--- Entries provided ---

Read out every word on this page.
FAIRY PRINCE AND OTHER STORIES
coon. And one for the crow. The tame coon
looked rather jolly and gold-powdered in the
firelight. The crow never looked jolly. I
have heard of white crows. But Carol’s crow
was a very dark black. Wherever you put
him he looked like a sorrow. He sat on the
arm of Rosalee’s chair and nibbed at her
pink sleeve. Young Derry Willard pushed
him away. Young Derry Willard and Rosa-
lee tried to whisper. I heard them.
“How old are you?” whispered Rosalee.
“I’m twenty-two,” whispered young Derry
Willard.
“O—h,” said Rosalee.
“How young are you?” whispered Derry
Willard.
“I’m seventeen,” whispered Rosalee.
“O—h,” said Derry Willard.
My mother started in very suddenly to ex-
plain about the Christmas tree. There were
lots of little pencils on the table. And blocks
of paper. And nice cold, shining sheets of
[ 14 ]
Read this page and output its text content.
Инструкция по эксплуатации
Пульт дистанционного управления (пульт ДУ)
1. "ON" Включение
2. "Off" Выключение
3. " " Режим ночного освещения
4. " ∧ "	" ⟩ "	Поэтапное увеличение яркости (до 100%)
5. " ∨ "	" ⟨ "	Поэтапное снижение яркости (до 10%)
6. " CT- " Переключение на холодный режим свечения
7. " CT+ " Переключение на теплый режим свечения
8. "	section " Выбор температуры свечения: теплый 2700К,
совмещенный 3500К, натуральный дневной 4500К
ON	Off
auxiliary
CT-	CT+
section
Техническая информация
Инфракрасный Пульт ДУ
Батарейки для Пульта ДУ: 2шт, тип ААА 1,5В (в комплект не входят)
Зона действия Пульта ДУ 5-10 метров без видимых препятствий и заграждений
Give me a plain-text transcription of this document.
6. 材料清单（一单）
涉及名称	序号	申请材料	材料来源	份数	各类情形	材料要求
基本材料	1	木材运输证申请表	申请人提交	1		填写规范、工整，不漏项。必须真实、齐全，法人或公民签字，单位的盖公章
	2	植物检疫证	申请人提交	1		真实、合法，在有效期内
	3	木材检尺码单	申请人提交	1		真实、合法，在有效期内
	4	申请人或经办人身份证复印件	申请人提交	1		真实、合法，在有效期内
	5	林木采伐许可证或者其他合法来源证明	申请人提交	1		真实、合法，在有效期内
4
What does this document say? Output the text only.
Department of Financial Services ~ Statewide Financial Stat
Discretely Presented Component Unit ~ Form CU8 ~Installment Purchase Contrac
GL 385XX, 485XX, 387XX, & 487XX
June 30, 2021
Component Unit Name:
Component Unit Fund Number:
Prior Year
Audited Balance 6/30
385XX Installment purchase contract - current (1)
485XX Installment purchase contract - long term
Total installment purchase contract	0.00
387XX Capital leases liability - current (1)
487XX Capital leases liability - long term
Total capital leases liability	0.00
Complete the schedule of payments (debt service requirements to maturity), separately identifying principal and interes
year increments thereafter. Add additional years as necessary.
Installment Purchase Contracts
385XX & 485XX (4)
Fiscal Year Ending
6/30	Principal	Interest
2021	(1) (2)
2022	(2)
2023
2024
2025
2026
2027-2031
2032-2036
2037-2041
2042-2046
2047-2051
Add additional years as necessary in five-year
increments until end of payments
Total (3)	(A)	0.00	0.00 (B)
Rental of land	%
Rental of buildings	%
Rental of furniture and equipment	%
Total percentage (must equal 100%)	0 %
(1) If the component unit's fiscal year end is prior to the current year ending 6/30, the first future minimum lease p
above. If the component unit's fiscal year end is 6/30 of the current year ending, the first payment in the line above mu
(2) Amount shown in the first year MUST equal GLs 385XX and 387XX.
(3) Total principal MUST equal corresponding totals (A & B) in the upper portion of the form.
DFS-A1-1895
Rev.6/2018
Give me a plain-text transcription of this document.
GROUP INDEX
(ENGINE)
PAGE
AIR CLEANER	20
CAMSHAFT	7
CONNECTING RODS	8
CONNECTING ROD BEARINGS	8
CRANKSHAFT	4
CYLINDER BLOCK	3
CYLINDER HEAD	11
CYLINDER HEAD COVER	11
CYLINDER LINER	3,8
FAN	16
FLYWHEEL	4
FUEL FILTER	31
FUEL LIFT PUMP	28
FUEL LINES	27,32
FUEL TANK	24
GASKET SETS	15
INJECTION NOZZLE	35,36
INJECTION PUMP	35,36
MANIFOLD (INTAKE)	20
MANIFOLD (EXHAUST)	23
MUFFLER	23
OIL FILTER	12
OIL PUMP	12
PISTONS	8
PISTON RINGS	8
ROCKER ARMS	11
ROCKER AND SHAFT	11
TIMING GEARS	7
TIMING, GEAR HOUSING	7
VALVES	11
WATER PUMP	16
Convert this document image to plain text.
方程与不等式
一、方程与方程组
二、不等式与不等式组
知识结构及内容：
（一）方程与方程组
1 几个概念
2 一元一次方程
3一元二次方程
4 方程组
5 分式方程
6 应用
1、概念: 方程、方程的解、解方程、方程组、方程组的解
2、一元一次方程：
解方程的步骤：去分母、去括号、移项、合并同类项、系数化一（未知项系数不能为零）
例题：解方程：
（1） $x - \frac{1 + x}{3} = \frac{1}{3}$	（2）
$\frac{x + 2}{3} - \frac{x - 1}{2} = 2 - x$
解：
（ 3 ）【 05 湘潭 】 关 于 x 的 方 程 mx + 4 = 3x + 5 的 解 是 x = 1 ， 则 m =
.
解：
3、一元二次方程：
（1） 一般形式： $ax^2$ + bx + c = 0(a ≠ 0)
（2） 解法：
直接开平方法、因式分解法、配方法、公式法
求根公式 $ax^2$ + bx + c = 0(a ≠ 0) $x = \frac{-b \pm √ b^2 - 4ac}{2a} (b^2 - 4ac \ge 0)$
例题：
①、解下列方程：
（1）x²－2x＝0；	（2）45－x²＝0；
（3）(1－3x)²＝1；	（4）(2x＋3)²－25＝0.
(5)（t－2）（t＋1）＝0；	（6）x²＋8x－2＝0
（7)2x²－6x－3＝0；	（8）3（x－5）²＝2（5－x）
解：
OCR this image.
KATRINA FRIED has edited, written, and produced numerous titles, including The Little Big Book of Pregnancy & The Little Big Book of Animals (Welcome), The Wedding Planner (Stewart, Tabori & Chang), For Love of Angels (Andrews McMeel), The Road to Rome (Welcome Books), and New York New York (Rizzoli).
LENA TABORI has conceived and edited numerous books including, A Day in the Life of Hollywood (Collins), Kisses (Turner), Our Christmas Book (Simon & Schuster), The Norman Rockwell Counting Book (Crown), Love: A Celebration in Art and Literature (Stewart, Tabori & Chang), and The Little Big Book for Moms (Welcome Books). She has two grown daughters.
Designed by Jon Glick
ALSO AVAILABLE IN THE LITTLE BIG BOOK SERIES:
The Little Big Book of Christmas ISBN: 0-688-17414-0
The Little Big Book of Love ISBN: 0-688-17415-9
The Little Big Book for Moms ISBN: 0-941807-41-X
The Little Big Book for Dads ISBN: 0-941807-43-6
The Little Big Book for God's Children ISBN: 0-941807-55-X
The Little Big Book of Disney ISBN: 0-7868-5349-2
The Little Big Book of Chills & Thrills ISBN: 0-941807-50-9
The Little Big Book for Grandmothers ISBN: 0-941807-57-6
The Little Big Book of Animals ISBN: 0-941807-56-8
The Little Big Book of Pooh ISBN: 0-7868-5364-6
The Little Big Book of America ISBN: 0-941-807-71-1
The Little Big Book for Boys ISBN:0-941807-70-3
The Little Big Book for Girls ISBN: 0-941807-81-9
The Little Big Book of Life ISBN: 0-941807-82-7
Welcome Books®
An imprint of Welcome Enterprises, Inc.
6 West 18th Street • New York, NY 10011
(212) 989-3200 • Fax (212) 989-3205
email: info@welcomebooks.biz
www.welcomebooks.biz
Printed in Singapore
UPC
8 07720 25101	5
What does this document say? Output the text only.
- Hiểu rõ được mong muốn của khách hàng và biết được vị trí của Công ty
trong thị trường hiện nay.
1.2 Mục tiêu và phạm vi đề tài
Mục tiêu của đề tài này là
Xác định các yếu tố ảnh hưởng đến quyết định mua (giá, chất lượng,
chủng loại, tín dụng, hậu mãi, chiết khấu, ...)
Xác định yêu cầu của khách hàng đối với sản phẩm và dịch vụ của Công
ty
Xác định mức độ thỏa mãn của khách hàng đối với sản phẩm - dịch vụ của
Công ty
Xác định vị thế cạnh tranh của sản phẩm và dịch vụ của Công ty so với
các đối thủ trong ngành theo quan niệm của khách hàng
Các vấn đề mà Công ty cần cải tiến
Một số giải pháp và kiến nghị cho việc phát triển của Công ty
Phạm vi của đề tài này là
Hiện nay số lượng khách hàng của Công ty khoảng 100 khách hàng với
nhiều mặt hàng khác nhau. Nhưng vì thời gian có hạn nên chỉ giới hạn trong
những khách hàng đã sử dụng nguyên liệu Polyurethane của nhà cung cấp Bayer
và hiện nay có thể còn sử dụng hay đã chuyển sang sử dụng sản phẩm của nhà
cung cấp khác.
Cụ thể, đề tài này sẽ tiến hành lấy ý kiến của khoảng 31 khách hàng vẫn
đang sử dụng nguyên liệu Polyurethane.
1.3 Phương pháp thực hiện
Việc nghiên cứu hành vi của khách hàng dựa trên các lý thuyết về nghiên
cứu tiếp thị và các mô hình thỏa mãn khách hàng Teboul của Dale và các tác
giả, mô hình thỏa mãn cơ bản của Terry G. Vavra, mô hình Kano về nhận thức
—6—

---

Request => Across the entries, how many lines hold the word "equal"? Say only the number.

Exercise output => 3